* _TEXT PASSAGE_
George Walter Prothero (1848-1922)
https://en.wikipedia.org/wiki/George_Prothero

Bradshaw was only 31 when he was wowed by Sinaiticus, he claimed tons of experience.

A memoir of Henry Bradshaw (1888)
George Walter Prothero
http://books.google.com/books?id=j-u5AAAAIAAJ&pg=PA92
p. 92-99

In the early part of 1863, Bradshaw, who abstained from public discussions in general, took some part in a controversy about the authenticity of the Codex Sinaiticus, which made considerable stir in the learned world at that time. This precious document, now generally recognized as the most ancient manuscript of the Bible, was discovered by Dr Tischendorf in 1859, in the monastery of St Catharine on Mount Sinai. The controversy about it, now wellnigh forgotten, is sufficiently amusing to make it worth while to recall its more important passages. One Simonides, a Græculus esuriens, who had some time before been convicted by Dr Tischendorf of endeavouring to palm off forged manuscripts, gave out, apparently in order to revenge himself, that the Codex Sinaiticus was itself a forgery. He declared that he had written it with his own hands when a young man. This "whimsical story," as Dr Hort calls it obtained a certain amount of credence. During the autumn. of 1862 and the early part of 1863 a correspondence was carried on in the Guardian on the subject. In the number of that paper for September 3, 1862, is a long letter from Simonides, purporting to give an account of how he came to write the manuscript and how it passed into the possession of the monks of Sinai.

"Any person learned in palæography," he remarks, "ought to be able to tell at once that it is a manuscript of the present age," and he concludes, with an amusing air of injured innocence, "You must permit me to express my sincere regret that, whilst the many valuable remains of antiquity in my possession are frequently attributed to my own hands, the one poor work of my youth is set down by a gentleman who enjoys a great reputation for learning, as the earliest copy of the Sacred Scriptures."

* _WORK TO COMPLETE_
a) In the passage on the Codex Sinaiticus controversy, where and in what year did Dr Tischendorf discover the manuscript?
b) Pick up the passage on the Codex Sinaiticus controversy after its final sentence and continue it.

* _DATA EXCERPTS_
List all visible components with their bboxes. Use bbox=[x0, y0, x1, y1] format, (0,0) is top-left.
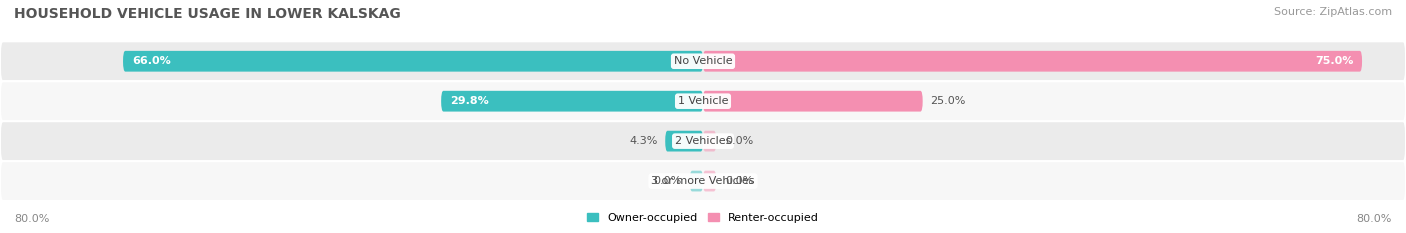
FancyBboxPatch shape bbox=[0, 81, 1406, 121]
FancyBboxPatch shape bbox=[665, 131, 703, 151]
Text: 1 Vehicle: 1 Vehicle bbox=[678, 96, 728, 106]
Text: No Vehicle: No Vehicle bbox=[673, 56, 733, 66]
FancyBboxPatch shape bbox=[441, 91, 703, 112]
FancyBboxPatch shape bbox=[0, 161, 1406, 201]
Text: 0.0%: 0.0% bbox=[652, 176, 681, 186]
Text: 25.0%: 25.0% bbox=[929, 96, 965, 106]
FancyBboxPatch shape bbox=[0, 41, 1406, 81]
FancyBboxPatch shape bbox=[703, 51, 1362, 72]
FancyBboxPatch shape bbox=[124, 51, 703, 72]
Text: 29.8%: 29.8% bbox=[450, 96, 489, 106]
FancyBboxPatch shape bbox=[703, 171, 716, 192]
Text: 66.0%: 66.0% bbox=[132, 56, 170, 66]
Text: HOUSEHOLD VEHICLE USAGE IN LOWER KALSKAG: HOUSEHOLD VEHICLE USAGE IN LOWER KALSKAG bbox=[14, 7, 401, 21]
Text: 2 Vehicles: 2 Vehicles bbox=[675, 136, 731, 146]
Text: 0.0%: 0.0% bbox=[725, 136, 754, 146]
FancyBboxPatch shape bbox=[703, 131, 716, 151]
FancyBboxPatch shape bbox=[0, 121, 1406, 161]
Text: 80.0%: 80.0% bbox=[1357, 214, 1392, 224]
Text: 4.3%: 4.3% bbox=[630, 136, 658, 146]
FancyBboxPatch shape bbox=[690, 171, 703, 192]
Text: 75.0%: 75.0% bbox=[1315, 56, 1354, 66]
Text: 0.0%: 0.0% bbox=[725, 176, 754, 186]
Legend: Owner-occupied, Renter-occupied: Owner-occupied, Renter-occupied bbox=[582, 209, 824, 227]
Text: 80.0%: 80.0% bbox=[14, 214, 49, 224]
Text: 3 or more Vehicles: 3 or more Vehicles bbox=[651, 176, 755, 186]
Text: Source: ZipAtlas.com: Source: ZipAtlas.com bbox=[1274, 7, 1392, 17]
FancyBboxPatch shape bbox=[703, 91, 922, 112]
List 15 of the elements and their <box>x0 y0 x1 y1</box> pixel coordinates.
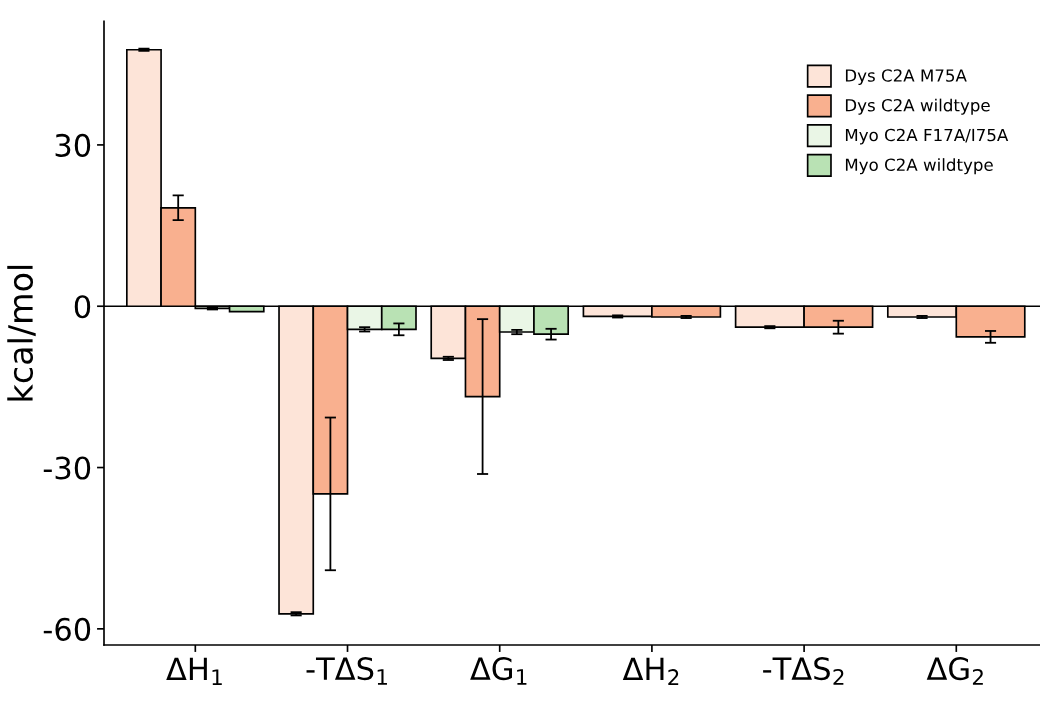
y-tick-label: -30 <box>43 456 91 480</box>
y-tick-label: 30 <box>55 133 91 157</box>
x-tick-label: ΔH$_{1}$ <box>166 657 222 685</box>
legend-label: Myo C2A F17A/I75A <box>845 128 1009 145</box>
x-tick-label: -TΔS$_{2}$ <box>763 657 844 685</box>
legend-label: Dys C2A wildtype <box>845 98 990 115</box>
legend-label: Dys C2A M75A <box>845 69 967 86</box>
x-tick-label: ΔG$_{1}$ <box>470 657 527 685</box>
x-tick-label: ΔG$_{2}$ <box>926 657 983 685</box>
y-axis-title: kcal/mol <box>7 265 36 401</box>
x-tick-label: ΔH$_{2}$ <box>622 657 679 685</box>
legend-label: Myo C2A wildtype <box>845 158 993 175</box>
y-tick-label: -60 <box>43 617 91 641</box>
x-tick-label: -TΔS$_{1}$ <box>306 657 387 685</box>
y-tick-label: 0 <box>74 295 91 319</box>
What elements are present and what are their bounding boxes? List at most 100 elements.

* _WRITTEN ANSWERS_
a) In the monastery of St Catharine on Mount Sinai, in 1859.

b)
The story of Simonides was ingenious and full of circumstantial details, but it contained statements which, when carefully examined, carried with them their own refutation. Its absurdities were exposed by Mr Aldis Wright, in a letter published in the Guardian for November 5, 1862. A month later, a letter appeared in the Guardian, purporting to be written by one Kallinikos Hieromonachos, who wrote in defence of Simonides. His letter was in Greek, and a translation was appended by the editor, who made no concealment of his suspicions.

"I have read," says the unknown writer, "what the wise Greek Simonides has published respecting the pseudo-Sinaitic Codex by means of your excellent weekly publication, and I too myself declare to all men by this letter that the Codex. . . which was abstracted by Dr Tischendorf from the Greek monastery of Mount Sinai, is a work of the hands of the unwearied Simonides himself, inasmuch as I myself saw him in 1840, in the month of February, writing it in Athos."

In the next number Simonides writes to back up his friend. "I must inform you," he says, "that the above
mentioned Kallinikos is a perfectly upright and honourable man, well known for truth and probity, so that his simplest word may be relied on."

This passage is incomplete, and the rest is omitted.